Copy out each line that mentions the word "stats".

**Extracted information**
* * * *

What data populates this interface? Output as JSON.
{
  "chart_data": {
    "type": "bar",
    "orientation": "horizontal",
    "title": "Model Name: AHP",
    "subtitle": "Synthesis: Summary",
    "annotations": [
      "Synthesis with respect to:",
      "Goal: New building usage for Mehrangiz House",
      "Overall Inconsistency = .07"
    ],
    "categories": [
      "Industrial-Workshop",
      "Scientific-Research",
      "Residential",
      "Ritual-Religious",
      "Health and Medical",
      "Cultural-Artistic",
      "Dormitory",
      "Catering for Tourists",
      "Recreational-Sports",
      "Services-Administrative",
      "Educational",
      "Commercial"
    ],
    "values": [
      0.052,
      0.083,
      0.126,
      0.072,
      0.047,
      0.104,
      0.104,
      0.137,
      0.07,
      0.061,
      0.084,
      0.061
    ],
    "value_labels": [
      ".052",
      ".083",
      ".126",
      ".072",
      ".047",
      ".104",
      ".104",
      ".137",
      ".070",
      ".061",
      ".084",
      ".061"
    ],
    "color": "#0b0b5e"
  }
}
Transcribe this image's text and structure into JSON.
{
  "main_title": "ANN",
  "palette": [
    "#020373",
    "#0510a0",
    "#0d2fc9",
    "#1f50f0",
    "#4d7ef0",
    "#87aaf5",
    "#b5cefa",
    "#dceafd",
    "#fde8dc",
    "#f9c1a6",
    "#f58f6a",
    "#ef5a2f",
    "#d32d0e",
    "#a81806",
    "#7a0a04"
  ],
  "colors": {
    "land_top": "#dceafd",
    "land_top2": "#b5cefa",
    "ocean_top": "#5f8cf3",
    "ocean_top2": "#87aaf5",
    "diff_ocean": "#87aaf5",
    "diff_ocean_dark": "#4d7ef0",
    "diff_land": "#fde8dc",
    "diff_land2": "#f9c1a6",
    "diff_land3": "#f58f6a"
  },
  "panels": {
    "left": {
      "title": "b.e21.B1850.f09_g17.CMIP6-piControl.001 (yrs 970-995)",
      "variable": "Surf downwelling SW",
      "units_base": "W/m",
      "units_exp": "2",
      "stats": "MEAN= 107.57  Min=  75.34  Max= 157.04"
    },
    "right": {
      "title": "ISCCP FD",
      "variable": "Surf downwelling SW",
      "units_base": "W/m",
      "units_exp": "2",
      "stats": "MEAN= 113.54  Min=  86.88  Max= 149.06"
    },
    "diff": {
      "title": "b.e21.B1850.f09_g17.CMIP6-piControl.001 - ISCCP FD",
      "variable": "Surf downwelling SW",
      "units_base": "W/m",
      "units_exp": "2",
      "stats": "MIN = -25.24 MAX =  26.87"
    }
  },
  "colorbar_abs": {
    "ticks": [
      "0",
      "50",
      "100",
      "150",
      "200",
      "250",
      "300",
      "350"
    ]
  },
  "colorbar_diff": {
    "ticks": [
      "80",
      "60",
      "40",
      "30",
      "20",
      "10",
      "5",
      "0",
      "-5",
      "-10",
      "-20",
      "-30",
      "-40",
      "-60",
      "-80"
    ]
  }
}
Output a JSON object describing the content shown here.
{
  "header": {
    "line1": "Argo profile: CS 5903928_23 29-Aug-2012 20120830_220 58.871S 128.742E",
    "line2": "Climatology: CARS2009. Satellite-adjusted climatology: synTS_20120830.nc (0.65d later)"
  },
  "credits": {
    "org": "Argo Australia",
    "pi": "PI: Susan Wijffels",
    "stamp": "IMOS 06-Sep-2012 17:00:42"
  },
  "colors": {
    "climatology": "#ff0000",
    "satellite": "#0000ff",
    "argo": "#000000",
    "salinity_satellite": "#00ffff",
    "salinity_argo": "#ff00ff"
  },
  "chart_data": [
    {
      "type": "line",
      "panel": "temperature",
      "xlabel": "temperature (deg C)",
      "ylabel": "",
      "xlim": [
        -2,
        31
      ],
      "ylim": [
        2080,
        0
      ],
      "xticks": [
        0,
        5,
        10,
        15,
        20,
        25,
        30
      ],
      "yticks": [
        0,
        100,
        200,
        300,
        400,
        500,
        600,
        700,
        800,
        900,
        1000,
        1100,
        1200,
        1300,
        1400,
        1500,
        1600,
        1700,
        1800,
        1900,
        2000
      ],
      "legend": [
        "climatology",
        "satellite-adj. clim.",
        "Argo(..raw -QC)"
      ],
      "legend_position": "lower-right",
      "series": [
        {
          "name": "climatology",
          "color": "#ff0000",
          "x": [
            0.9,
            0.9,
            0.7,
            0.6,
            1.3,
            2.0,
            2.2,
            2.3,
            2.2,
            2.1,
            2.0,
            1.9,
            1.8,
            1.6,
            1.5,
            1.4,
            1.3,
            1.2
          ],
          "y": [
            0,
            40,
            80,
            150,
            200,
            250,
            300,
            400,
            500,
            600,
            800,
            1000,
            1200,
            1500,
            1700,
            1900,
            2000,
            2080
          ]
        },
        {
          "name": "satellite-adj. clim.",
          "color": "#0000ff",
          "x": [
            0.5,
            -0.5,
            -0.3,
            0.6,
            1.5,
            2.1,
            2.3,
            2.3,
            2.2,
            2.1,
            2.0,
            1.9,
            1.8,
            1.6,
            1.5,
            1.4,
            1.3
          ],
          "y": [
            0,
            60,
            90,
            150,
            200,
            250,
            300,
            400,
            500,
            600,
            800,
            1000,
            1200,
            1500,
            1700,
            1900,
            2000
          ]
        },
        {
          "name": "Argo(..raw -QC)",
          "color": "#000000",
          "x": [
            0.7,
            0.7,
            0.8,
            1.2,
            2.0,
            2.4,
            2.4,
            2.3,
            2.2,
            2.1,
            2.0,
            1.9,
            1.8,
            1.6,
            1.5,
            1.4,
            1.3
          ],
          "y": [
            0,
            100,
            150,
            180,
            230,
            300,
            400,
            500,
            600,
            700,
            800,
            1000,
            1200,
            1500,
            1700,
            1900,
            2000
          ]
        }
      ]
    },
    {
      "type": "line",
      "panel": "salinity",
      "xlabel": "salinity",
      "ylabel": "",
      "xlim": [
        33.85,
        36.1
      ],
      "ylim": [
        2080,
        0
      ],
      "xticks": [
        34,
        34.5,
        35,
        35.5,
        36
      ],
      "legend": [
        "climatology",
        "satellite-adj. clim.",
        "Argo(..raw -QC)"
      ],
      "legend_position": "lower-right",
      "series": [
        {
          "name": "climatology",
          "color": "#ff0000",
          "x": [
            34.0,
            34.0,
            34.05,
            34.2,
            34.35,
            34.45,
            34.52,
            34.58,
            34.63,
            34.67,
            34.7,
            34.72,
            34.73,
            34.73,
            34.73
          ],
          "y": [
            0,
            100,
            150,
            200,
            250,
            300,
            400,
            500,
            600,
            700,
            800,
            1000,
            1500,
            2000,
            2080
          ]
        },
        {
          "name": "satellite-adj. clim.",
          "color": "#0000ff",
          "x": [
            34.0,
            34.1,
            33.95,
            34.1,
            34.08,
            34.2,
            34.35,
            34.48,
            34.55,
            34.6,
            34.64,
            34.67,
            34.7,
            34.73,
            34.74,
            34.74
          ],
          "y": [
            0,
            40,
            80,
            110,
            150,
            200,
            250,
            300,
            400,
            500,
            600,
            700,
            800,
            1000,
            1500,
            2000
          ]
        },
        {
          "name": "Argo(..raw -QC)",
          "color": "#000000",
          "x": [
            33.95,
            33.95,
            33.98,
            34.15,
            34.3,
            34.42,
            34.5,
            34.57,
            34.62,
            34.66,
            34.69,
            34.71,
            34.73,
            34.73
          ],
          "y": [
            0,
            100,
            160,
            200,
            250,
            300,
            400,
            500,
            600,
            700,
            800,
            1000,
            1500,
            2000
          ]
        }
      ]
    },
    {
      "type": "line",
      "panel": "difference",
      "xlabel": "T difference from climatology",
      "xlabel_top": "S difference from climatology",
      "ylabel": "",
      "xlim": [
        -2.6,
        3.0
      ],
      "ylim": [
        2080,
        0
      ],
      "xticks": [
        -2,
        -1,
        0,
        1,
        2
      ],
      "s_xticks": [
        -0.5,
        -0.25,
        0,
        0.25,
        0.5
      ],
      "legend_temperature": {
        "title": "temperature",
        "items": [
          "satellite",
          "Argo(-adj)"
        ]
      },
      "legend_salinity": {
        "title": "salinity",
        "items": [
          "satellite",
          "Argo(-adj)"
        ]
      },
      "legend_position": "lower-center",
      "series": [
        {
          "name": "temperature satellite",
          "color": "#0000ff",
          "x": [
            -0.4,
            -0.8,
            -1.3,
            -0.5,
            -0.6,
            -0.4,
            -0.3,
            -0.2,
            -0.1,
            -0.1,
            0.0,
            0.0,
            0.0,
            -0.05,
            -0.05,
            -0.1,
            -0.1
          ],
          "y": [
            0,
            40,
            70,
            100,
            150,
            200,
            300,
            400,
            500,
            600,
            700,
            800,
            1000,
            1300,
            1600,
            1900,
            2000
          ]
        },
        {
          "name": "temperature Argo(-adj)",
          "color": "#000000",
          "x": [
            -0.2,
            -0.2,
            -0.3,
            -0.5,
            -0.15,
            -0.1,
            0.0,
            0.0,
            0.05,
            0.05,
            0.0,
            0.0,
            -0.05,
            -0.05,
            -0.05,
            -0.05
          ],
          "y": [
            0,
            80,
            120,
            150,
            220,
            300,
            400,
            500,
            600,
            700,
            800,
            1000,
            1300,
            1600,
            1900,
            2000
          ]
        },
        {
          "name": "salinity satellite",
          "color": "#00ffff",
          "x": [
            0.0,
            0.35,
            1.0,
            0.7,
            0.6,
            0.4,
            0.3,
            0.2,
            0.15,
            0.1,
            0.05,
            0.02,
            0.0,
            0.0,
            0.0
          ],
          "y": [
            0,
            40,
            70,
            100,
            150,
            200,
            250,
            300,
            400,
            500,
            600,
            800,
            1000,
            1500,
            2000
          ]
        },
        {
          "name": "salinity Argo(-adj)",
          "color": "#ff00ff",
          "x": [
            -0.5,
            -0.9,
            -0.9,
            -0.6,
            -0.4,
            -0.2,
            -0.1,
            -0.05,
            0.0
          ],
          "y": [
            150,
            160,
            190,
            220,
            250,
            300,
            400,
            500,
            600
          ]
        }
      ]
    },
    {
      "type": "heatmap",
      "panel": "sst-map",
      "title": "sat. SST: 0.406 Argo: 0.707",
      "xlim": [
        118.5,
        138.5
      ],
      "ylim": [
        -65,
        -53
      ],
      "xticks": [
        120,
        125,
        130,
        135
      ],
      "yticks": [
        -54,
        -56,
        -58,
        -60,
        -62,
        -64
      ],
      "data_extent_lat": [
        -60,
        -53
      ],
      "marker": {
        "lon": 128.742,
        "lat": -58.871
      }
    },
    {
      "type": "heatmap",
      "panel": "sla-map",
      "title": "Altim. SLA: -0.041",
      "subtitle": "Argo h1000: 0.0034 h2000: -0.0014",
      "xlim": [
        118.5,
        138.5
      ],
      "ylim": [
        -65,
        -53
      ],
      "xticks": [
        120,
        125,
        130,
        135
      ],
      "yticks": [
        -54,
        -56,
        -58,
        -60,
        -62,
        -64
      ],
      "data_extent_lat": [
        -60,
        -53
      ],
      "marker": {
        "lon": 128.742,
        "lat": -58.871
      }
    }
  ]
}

* * * *

**Solution for this exercise**
      "stats": "MEAN= 107.57  Min=  75.34  Max= 157.04"
      "stats": "MEAN= 113.54  Min=  86.88  Max= 149.06"
      "stats": "MIN = -25.24 MAX =  26.87"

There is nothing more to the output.